**Task instructions:** Will you give every entry again exactly as it stands?

:::

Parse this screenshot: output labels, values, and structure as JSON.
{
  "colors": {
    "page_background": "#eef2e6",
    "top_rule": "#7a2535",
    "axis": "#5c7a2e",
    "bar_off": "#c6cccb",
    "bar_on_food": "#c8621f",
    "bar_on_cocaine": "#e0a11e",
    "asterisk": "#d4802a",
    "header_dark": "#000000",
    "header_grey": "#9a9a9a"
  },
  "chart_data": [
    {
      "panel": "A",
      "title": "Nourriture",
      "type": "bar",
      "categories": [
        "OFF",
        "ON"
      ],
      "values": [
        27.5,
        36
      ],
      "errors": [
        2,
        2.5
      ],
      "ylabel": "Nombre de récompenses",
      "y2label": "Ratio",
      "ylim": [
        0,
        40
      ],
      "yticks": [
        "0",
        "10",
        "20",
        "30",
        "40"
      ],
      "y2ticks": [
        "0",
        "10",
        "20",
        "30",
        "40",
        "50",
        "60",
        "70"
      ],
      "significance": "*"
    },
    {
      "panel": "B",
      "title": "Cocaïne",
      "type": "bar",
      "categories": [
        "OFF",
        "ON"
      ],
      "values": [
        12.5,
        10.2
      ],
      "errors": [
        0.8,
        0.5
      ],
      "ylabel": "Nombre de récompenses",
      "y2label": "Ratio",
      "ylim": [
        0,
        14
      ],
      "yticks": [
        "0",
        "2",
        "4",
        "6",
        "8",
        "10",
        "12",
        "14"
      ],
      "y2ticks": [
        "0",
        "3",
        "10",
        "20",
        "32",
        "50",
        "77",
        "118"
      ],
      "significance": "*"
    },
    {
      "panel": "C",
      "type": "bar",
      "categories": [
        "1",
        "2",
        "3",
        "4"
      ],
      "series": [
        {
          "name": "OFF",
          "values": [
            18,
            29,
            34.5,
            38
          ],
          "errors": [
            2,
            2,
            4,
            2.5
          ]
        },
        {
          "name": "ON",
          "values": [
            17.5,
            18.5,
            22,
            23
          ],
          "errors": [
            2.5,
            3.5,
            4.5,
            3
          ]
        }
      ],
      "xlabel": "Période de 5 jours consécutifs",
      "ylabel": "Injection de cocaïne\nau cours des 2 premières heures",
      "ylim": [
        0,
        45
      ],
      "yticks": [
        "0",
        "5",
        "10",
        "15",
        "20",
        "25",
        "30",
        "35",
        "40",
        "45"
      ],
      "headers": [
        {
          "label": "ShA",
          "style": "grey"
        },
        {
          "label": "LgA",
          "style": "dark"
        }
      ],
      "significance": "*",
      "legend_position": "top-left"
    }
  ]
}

:::

**Exercise answer:**
Parse this screenshot: output labels, values, and structure as JSON.
{
  "colors": {
    "page_background": "#eef2e6",
    "top_rule": "#7a2535",
    "axis": "#5c7a2e",
    "bar_off": "#c6cccb",
    "bar_on_food": "#c8621f",
    "bar_on_cocaine": "#e0a11e",
    "asterisk": "#d4802a",
    "header_dark": "#000000",
    "header_grey": "#9a9a9a"
  },
  "chart_data": [
    {
      "panel": "A",
      "title": "Nourriture",
      "type": "bar",
      "categories": [
        "OFF",
        "ON"
      ],
      "values": [
        27.5,
        36
      ],
      "errors": [
        2,
        2.5
      ],
      "ylabel": "Nombre de récompenses",
      "y2label": "Ratio",
      "ylim": [
        0,
        40
      ],
      "yticks": [
        "0",
        "10",
        "20",
        "30",
        "40"
      ],
      "y2ticks": [
        "0",
        "10",
        "20",
        "30",
        "40",
        "50",
        "60",
        "70"
      ],
      "significance": "*"
    },
    {
      "panel": "B",
      "title": "Cocaïne",
      "type": "bar",
      "categories": [
        "OFF",
        "ON"
      ],
      "values": [
        12.5,
        10.2
      ],
      "errors": [
        0.8,
        0.5
      ],
      "ylabel": "Nombre de récompenses",
      "y2label": "Ratio",
      "ylim": [
        0,
        14
      ],
      "yticks": [
        "0",
        "2",
        "4",
        "6",
        "8",
        "10",
        "12",
        "14"
      ],
      "y2ticks": [
        "0",
        "3",
        "10",
        "20",
        "32",
        "50",
        "77",
        "118"
      ],
      "significance": "*"
    },
    {
      "panel": "C",
      "type": "bar",
      "categories": [
        "1",
        "2",
        "3",
        "4"
      ],
      "series": [
        {
          "name": "OFF",
          "values": [
            18,
            29,
            34.5,
            38
          ],
          "errors": [
            2,
            2,
            4,
            2.5
          ]
        },
        {
          "name": "ON",
          "values": [
            17.5,
            18.5,
            22,
            23
          ],
          "errors": [
            2.5,
            3.5,
            4.5,
            3
          ]
        }
      ],
      "xlabel": "Période de 5 jours consécutifs",
      "ylabel": "Injection de cocaïne\nau cours des 2 premières heures",
      "ylim": [
        0,
        45
      ],
      "yticks": [
        "0",
        "5",
        "10",
        "15",
        "20",
        "25",
        "30",
        "35",
        "40",
        "45"
      ],
      "headers": [
        {
          "label": "ShA",
          "style": "grey"
        },
        {
          "label": "LgA",
          "style": "dark"
        }
      ],
      "significance": "*",
      "legend_position": "top-left"
    }
  ]
}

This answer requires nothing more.